### Instructions for the task
Hunt for the word "Mensajes" across the entries below, copying each line that holds it.

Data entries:
+ + +

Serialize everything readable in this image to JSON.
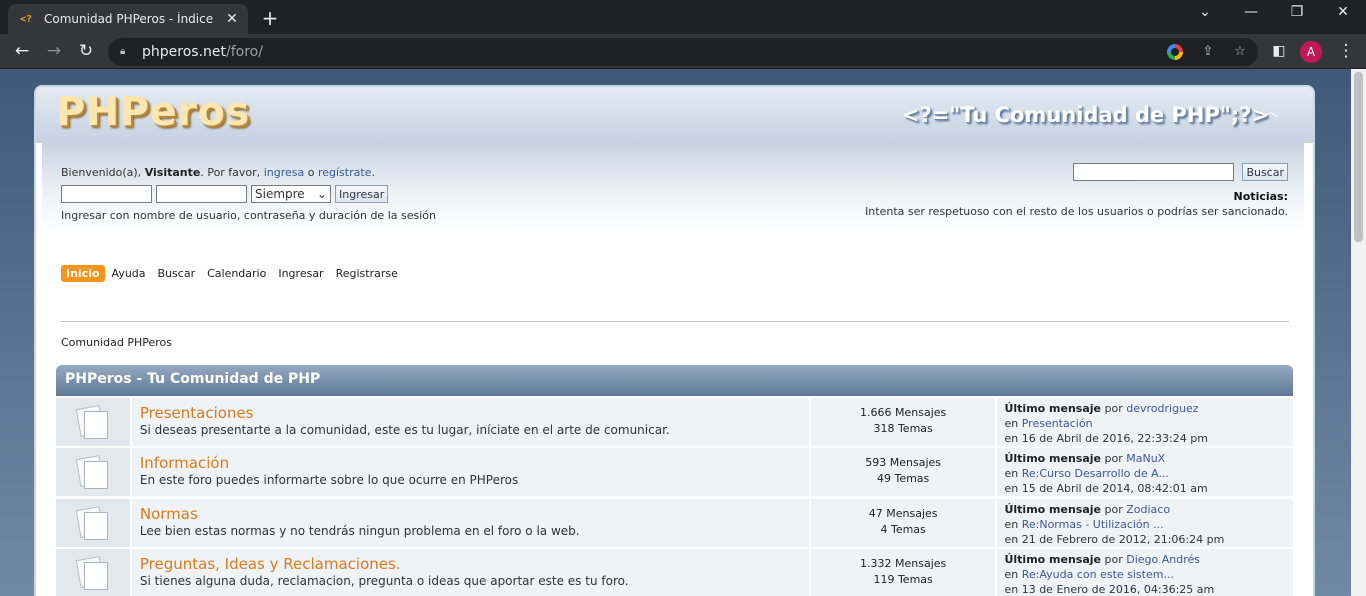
{
  "browser": {
    "tab_title": "Comunidad PHPeros - Índice",
    "favicon_text": "<?",
    "url_host": "phperos.net",
    "url_path": "/foro/",
    "profile_initial": "A"
  },
  "site": {
    "logo": "PHPeros",
    "slogan": "<?=\"Tu Comunidad de PHP\";?>"
  },
  "userbar": {
    "welcome_prefix": "Bienvenido(a), ",
    "visitor": "Visitante",
    "welcome_mid": ". Por favor, ",
    "login_link": "ingresa",
    "or": " o ",
    "register_link": "regístrate",
    "period": ".",
    "session_option": "Siempre",
    "login_button": "Ingresar",
    "login_hint": "Ingresar con nombre de usuario, contraseña y duración de la sesión",
    "search_button": "Buscar",
    "news_title": "Noticias:",
    "news_text": "Intenta ser respetuoso con el resto de los usuarios o podrías ser sancionado."
  },
  "menu": [
    "Inicio",
    "Ayuda",
    "Buscar",
    "Calendario",
    "Ingresar",
    "Registrarse"
  ],
  "breadcrumb": "Comunidad PHPeros",
  "category": "PHPeros - Tu Comunidad de PHP",
  "boards": [
    {
      "title": "Presentaciones",
      "desc": "Si deseas presentarte a la comunidad, este es tu lugar, iníciate en el arte de comunicar.",
      "posts": "1.666 Mensajes",
      "topics": "318 Temas",
      "last_label": "Último mensaje",
      "by": " por ",
      "author": "devrodriguez",
      "in": "en ",
      "topic": "Presentación",
      "date": "en 16 de Abril de 2016, 22:33:24 pm"
    },
    {
      "title": "Información",
      "desc": "En este foro puedes informarte sobre lo que ocurre en PHPeros",
      "posts": "593 Mensajes",
      "topics": "49 Temas",
      "last_label": "Último mensaje",
      "by": " por ",
      "author": "MaNuX",
      "in": "en ",
      "topic": "Re:Curso Desarrollo de A...",
      "date": "en 15 de Abril de 2014, 08:42:01 am"
    },
    {
      "title": "Normas",
      "desc": "Lee bien estas normas y no tendrás ningun problema en el foro o la web.",
      "posts": "47 Mensajes",
      "topics": "4 Temas",
      "last_label": "Último mensaje",
      "by": " por ",
      "author": "Zodiaco",
      "in": "en ",
      "topic": "Re:Normas - Utilización ...",
      "date": "en 21 de Febrero de 2012, 21:06:24 pm"
    },
    {
      "title": "Preguntas, Ideas y Reclamaciones.",
      "desc": "Si tienes alguna duda, reclamacion, pregunta o ideas que aportar este es tu foro.",
      "posts": "1.332 Mensajes",
      "topics": "119 Temas",
      "last_label": "Último mensaje",
      "by": " por ",
      "author": "Diego Andrés",
      "in": "en ",
      "topic": "Re:Ayuda con este sistem...",
      "date": "en 13 de Enero de 2016, 04:36:25 am"
    }
  ]
}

+ + +

### Complete output
      "posts": "1.666 Mensajes",
      "posts": "593 Mensajes",
      "posts": "47 Mensajes",
      "posts": "1.332 Mensajes",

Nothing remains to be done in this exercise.